Element box annotations:
* BEGIN *

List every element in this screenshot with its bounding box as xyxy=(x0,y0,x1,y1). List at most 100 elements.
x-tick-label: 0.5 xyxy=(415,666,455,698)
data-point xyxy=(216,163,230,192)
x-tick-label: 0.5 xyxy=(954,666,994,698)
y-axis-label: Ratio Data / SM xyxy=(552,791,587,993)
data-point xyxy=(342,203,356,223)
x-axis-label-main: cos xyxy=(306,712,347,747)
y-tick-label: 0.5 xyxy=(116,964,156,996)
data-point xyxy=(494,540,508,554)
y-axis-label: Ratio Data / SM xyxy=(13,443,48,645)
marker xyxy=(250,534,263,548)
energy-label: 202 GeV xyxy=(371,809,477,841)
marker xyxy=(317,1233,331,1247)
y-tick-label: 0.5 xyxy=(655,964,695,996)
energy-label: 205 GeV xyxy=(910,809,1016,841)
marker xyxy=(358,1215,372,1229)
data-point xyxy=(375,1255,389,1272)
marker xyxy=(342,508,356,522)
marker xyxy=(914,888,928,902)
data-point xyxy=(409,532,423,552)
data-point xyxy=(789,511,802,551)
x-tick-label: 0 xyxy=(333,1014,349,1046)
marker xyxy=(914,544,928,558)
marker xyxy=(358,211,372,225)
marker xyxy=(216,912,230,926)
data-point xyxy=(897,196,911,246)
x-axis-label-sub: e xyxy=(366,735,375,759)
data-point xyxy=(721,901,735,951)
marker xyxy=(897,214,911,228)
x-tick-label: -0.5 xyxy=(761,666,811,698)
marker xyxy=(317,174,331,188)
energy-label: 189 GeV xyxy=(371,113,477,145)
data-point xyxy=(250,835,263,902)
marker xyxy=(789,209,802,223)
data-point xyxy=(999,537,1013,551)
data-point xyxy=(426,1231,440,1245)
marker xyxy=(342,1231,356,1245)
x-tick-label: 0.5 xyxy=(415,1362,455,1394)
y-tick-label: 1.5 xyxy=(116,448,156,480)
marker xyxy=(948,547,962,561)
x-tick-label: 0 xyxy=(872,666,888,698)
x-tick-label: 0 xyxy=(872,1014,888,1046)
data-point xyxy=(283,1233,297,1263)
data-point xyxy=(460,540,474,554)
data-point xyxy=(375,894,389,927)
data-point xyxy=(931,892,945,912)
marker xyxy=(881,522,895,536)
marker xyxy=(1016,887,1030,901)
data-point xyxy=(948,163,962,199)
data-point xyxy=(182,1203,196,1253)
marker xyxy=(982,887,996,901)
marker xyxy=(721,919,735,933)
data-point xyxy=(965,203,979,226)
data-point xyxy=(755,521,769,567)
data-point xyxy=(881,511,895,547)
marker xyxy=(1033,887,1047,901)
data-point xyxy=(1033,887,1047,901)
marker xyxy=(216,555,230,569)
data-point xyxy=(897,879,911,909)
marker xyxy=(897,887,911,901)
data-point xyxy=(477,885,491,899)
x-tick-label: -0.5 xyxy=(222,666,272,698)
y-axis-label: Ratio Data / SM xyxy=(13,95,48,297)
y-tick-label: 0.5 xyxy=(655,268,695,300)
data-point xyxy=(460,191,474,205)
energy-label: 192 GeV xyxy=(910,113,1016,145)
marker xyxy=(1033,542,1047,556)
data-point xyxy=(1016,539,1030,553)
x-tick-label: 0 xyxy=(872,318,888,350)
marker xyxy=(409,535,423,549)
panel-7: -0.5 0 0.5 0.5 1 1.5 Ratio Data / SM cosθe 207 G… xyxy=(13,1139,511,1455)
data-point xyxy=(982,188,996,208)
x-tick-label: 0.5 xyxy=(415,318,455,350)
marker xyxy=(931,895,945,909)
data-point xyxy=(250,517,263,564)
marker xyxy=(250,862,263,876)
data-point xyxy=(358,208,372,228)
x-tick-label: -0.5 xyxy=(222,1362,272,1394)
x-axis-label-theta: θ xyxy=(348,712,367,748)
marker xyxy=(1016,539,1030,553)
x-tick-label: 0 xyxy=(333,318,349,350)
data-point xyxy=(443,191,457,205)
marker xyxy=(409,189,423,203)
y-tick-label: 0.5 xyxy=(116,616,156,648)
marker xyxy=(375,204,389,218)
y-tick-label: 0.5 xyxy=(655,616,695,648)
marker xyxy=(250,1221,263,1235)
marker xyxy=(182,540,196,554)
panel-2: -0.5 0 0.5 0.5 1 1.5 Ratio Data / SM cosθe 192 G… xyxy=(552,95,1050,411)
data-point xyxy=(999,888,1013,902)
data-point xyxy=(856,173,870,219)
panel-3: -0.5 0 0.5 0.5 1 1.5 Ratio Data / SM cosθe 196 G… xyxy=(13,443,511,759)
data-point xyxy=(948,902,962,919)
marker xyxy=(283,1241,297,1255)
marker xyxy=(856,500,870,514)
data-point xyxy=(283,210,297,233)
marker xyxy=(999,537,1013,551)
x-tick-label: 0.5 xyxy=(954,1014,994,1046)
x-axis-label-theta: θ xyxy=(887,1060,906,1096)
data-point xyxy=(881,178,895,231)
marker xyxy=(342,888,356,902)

* END *

▶ **Task prompt**
Reproduce the material starting at its first line and ending at the line containing "y-axis-label: Ratio Data / SM xyxy=(552,791,587,993)", substituting "enclosing box" for "bounding box" and changing nothing else.

▶ **Written solution**
List every element in this screenshot with its enclosing box as xyxy=(x0,y0,x1,y1). List at most 100 elements.
x-tick-label: 0.5 xyxy=(415,666,455,698)
data-point xyxy=(216,163,230,192)
x-tick-label: 0.5 xyxy=(954,666,994,698)
y-axis-label: Ratio Data / SM xyxy=(552,791,587,993)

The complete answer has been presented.